> [Exercise data]
— start —

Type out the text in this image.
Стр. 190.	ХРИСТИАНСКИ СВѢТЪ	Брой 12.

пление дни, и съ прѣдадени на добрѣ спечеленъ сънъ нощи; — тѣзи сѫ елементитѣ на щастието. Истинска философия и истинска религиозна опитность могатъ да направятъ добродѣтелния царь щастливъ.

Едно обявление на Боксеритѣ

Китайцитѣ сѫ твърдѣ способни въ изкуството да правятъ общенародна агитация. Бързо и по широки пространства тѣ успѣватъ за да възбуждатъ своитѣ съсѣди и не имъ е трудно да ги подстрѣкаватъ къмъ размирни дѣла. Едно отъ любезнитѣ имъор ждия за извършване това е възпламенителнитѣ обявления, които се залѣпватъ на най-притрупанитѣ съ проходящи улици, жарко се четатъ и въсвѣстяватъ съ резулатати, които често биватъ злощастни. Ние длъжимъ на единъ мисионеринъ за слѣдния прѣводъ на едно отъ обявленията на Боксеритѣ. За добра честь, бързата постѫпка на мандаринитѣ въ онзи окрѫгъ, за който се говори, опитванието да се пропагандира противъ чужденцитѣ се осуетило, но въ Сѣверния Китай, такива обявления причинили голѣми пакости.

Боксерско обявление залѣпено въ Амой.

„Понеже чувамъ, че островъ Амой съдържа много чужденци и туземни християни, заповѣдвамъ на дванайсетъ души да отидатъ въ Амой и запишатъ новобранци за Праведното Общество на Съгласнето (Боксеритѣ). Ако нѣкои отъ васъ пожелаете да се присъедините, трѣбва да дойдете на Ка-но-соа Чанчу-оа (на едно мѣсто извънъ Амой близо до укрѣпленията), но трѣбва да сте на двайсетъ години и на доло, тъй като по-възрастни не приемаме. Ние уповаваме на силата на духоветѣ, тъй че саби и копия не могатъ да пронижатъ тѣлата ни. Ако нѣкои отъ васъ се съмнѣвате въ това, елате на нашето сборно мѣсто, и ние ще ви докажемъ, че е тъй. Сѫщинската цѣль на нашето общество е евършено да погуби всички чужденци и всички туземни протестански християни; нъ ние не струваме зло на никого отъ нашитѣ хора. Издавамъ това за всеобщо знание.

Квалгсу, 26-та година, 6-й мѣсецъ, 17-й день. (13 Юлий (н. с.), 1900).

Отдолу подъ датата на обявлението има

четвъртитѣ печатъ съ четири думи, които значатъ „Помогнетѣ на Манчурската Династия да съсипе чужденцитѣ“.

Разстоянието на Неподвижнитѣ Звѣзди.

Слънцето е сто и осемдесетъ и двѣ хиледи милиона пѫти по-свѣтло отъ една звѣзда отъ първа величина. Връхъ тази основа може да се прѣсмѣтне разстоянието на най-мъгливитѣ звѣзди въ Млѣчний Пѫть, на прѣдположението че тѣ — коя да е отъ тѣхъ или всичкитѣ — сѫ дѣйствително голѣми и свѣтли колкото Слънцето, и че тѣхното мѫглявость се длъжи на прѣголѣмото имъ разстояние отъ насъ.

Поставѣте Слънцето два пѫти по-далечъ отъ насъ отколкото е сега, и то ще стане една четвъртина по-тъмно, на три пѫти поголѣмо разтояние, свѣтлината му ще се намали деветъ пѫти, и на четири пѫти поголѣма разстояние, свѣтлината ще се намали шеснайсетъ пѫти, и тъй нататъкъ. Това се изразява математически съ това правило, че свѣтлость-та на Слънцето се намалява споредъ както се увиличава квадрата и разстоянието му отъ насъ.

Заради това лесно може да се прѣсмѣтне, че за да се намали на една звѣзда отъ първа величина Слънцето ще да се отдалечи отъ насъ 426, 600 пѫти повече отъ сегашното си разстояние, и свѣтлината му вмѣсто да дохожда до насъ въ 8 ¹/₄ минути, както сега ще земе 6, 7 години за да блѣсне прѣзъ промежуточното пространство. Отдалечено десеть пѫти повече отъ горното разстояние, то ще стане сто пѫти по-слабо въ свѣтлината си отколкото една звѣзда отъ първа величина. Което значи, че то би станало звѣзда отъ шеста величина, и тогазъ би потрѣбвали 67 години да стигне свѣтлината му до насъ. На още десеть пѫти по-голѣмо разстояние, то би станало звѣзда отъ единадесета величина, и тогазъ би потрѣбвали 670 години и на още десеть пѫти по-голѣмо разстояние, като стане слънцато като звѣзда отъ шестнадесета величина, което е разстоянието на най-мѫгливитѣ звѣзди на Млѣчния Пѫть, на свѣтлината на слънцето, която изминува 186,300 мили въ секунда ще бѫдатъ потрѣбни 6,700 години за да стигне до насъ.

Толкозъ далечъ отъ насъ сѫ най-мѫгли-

— end —

> [Short exercise] Reproduce the material precisely, including every line.

> [Response to the exercise]
Type out the text in this image.
Стр. 190.	ХРИСТИАНСКИ СВѢТЪ	Брой 12.

пление дни, и съ прѣдадени на добрѣ спечеленъ сънъ нощи; — тѣзи сѫ елементитѣ на щастието. Истинска философия и истинска религиозна опитность могатъ да направятъ добродѣтелния царь щастливъ.

Едно обявление на Боксеритѣ

Китайцитѣ сѫ твърдѣ способни въ изкуството да правятъ общенародна агитация. Бързо и по широки пространства тѣ успѣватъ за да възбуждатъ своитѣ съсѣди и не имъ е трудно да ги подстрѣкаватъ къмъ размирни дѣла. Едно отъ любезнитѣ имъор ждия за извършване това е възпламенителнитѣ обявления, които се залѣпватъ на най-притрупанитѣ съ проходящи улици, жарко се четатъ и въсвѣстяватъ съ резулатати, които често биватъ злощастни. Ние длъжимъ на единъ мисионеринъ за слѣдния прѣводъ на едно отъ обявленията на Боксеритѣ. За добра честь, бързата постѫпка на мандаринитѣ въ онзи окрѫгъ, за който се говори, опитванието да се пропагандира противъ чужденцитѣ се осуетило, но въ Сѣверния Китай, такива обявления причинили голѣми пакости.

Боксерско обявление залѣпено въ Амой.

„Понеже чувамъ, че островъ Амой съдържа много чужденци и туземни християни, заповѣдвамъ на дванайсетъ души да отидатъ въ Амой и запишатъ новобранци за Праведното Общество на Съгласнето (Боксеритѣ). Ако нѣкои отъ васъ пожелаете да се присъедините, трѣбва да дойдете на Ка-но-соа Чанчу-оа (на едно мѣсто извънъ Амой близо до укрѣпленията), но трѣбва да сте на двайсетъ години и на доло, тъй като по-възрастни не приемаме. Ние уповаваме на силата на духоветѣ, тъй че саби и копия не могатъ да пронижатъ тѣлата ни. Ако нѣкои отъ васъ се съмнѣвате въ това, елате на нашето сборно мѣсто, и ние ще ви докажемъ, че е тъй. Сѫщинската цѣль на нашето общество е евършено да погуби всички чужденци и всички туземни протестански християни; нъ ние не струваме зло на никого отъ нашитѣ хора. Издавамъ това за всеобщо знание.

Квалгсу, 26-та година, 6-й мѣсецъ, 17-й день. (13 Юлий (н. с.), 1900).

Отдолу подъ датата на обявлението има

четвъртитѣ печатъ съ четири думи, които значатъ „Помогнетѣ на Манчурската Династия да съсипе чужденцитѣ“.

Разстоянието на Неподвижнитѣ Звѣзди.

Слънцето е сто и осемдесетъ и двѣ хиледи милиона пѫти по-свѣтло отъ една звѣзда отъ първа величина. Връхъ тази основа може да се прѣсмѣтне разстоянието на най-мъгливитѣ звѣзди въ Млѣчний Пѫть, на прѣдположението че тѣ — коя да е отъ тѣхъ или всичкитѣ — сѫ дѣйствително голѣми и свѣтли колкото Слънцето, и че тѣхното мѫглявость се длъжи на прѣголѣмото имъ разстояние отъ насъ.

Поставѣте Слънцето два пѫти по-далечъ отъ насъ отколкото е сега, и то ще стане една четвъртина по-тъмно, на три пѫти поголѣмо разтояние, свѣтлината му ще се намали деветъ пѫти, и на четири пѫти поголѣма разстояние, свѣтлината ще се намали шеснайсетъ пѫти, и тъй нататъкъ. Това се изразява математически съ това правило, че свѣтлость-та на Слънцето се намалява споредъ както се увиличава квадрата и разстоянието му отъ насъ.

Заради това лесно може да се прѣсмѣтне, че за да се намали на една звѣзда отъ първа величина Слънцето ще да се отдалечи отъ насъ 426, 600 пѫти повече отъ сегашното си разстояние, и свѣтлината му вмѣсто да дохожда до насъ въ 8 ¹/₄ минути, както сега ще земе 6, 7 години за да блѣсне прѣзъ промежуточното пространство. Отдалечено десеть пѫти повече отъ горното разстояние, то ще стане сто пѫти по-слабо въ свѣтлината си отколкото една звѣзда отъ първа величина. Което значи, че то би станало звѣзда отъ шеста величина, и тогазъ би потрѣбвали 67 години да стигне свѣтлината му до насъ. На още десеть пѫти по-голѣмо разстояние, то би станало звѣзда отъ единадесета величина, и тогазъ би потрѣбвали 670 години и на още десеть пѫти по-голѣмо разстояние, като стане слънцато като звѣзда отъ шестнадесета величина, което е разстоянието на най-мѫгливитѣ звѣзди на Млѣчния Пѫть, на свѣтлината на слънцето, която изминува 186,300 мили въ секунда ще бѫдатъ потрѣбни 6,700 години за да стигне до насъ.

Толкозъ далечъ отъ насъ сѫ най-мѫгли-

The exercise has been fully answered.